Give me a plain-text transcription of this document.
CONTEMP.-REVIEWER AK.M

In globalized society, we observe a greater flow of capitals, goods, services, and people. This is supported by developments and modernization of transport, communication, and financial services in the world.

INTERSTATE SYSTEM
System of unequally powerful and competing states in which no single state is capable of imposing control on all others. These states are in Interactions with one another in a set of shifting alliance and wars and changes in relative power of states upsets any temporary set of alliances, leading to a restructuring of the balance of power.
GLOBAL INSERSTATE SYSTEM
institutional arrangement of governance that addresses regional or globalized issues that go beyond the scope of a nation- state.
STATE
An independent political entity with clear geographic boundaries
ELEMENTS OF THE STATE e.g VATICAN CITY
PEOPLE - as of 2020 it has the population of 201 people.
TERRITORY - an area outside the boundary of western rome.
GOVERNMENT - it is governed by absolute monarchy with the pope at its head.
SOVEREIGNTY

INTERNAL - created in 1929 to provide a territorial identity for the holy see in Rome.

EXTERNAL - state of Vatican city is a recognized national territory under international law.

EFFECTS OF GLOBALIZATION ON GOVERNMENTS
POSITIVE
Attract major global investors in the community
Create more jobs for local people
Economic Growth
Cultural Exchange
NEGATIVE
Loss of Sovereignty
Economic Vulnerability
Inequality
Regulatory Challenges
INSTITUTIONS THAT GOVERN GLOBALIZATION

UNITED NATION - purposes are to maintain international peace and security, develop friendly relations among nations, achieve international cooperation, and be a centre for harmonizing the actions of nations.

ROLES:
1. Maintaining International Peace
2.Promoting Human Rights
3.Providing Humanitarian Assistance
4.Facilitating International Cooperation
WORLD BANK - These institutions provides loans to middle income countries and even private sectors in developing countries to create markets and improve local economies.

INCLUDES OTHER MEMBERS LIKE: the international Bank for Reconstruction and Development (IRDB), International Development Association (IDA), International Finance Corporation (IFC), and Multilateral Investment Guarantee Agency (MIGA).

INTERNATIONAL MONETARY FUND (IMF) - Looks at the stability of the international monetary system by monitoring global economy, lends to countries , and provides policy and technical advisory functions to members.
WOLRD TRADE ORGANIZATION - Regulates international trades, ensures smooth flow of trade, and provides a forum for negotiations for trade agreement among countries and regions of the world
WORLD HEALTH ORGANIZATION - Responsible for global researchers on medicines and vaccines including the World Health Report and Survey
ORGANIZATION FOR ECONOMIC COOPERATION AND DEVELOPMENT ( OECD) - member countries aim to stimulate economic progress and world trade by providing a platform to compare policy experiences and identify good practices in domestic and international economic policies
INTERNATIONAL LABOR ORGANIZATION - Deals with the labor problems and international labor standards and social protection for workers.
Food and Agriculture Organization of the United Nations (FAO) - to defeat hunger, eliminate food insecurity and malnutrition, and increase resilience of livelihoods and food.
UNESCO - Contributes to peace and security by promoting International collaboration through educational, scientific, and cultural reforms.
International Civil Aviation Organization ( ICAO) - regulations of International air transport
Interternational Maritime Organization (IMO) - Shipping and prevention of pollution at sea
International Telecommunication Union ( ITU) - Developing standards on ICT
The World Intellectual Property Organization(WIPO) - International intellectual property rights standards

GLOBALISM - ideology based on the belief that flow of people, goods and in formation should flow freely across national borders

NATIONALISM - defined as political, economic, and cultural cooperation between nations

## Objective
Write the listing out again, exactly as shown above.

## The answer
Give me a plain-text transcription of this document.
CONTEMP.-REVIEWER AK.M

In globalized society, we observe a greater flow of capitals, goods, services, and people. This is supported by developments and modernization of transport, communication, and financial services in the world.

INTERSTATE SYSTEM
System of unequally powerful and competing states in which no single state is capable of imposing control on all others. These states are in Interactions with one another in a set of shifting alliance and wars and changes in relative power of states upsets any temporary set of alliances, leading to a restructuring of the balance of power.
GLOBAL INSERSTATE SYSTEM
institutional arrangement of governance that addresses regional or globalized issues that go beyond the scope of a nation- state.
STATE
An independent political entity with clear geographic boundaries
ELEMENTS OF THE STATE e.g VATICAN CITY
PEOPLE - as of 2020 it has the population of 201 people.
TERRITORY - an area outside the boundary of western rome.
GOVERNMENT - it is governed by absolute monarchy with the pope at its head.
SOVEREIGNTY

INTERNAL - created in 1929 to provide a territorial identity for the holy see in Rome.

EXTERNAL - state of Vatican city is a recognized national territory under international law.

EFFECTS OF GLOBALIZATION ON GOVERNMENTS
POSITIVE
Attract major global investors in the community
Create more jobs for local people
Economic Growth
Cultural Exchange
NEGATIVE
Loss of Sovereignty
Economic Vulnerability
Inequality
Regulatory Challenges
INSTITUTIONS THAT GOVERN GLOBALIZATION

UNITED NATION - purposes are to maintain international peace and security, develop friendly relations among nations, achieve international cooperation, and be a centre for harmonizing the actions of nations.

ROLES:
1. Maintaining International Peace
2.Promoting Human Rights
3.Providing Humanitarian Assistance
4.Facilitating International Cooperation
WORLD BANK - These institutions provides loans to middle income countries and even private sectors in developing countries to create markets and improve local economies.

INCLUDES OTHER MEMBERS LIKE: the international Bank for Reconstruction and Development (IRDB), International Development Association (IDA), International Finance Corporation (IFC), and Multilateral Investment Guarantee Agency (MIGA).

INTERNATIONAL MONETARY FUND (IMF) - Looks at the stability of the international monetary system by monitoring global economy, lends to countries , and provides policy and technical advisory functions to members.
WOLRD TRADE ORGANIZATION - Regulates international trades, ensures smooth flow of trade, and provides a forum for negotiations for trade agreement among countries and regions of the world
WORLD HEALTH ORGANIZATION - Responsible for global researchers on medicines and vaccines including the World Health Report and Survey
ORGANIZATION FOR ECONOMIC COOPERATION AND DEVELOPMENT ( OECD) - member countries aim to stimulate economic progress and world trade by providing a platform to compare policy experiences and identify good practices in domestic and international economic policies
INTERNATIONAL LABOR ORGANIZATION - Deals with the labor problems and international labor standards and social protection for workers.
Food and Agriculture Organization of the United Nations (FAO) - to defeat hunger, eliminate food insecurity and malnutrition, and increase resilience of livelihoods and food.
UNESCO - Contributes to peace and security by promoting International collaboration through educational, scientific, and cultural reforms.
International Civil Aviation Organization ( ICAO) - regulations of International air transport
Interternational Maritime Organization (IMO) - Shipping and prevention of pollution at sea
International Telecommunication Union ( ITU) - Developing standards on ICT
The World Intellectual Property Organization(WIPO) - International intellectual property rights standards

GLOBALISM - ideology based on the belief that flow of people, goods and in formation should flow freely across national borders

NATIONALISM - defined as political, economic, and cultural cooperation between nations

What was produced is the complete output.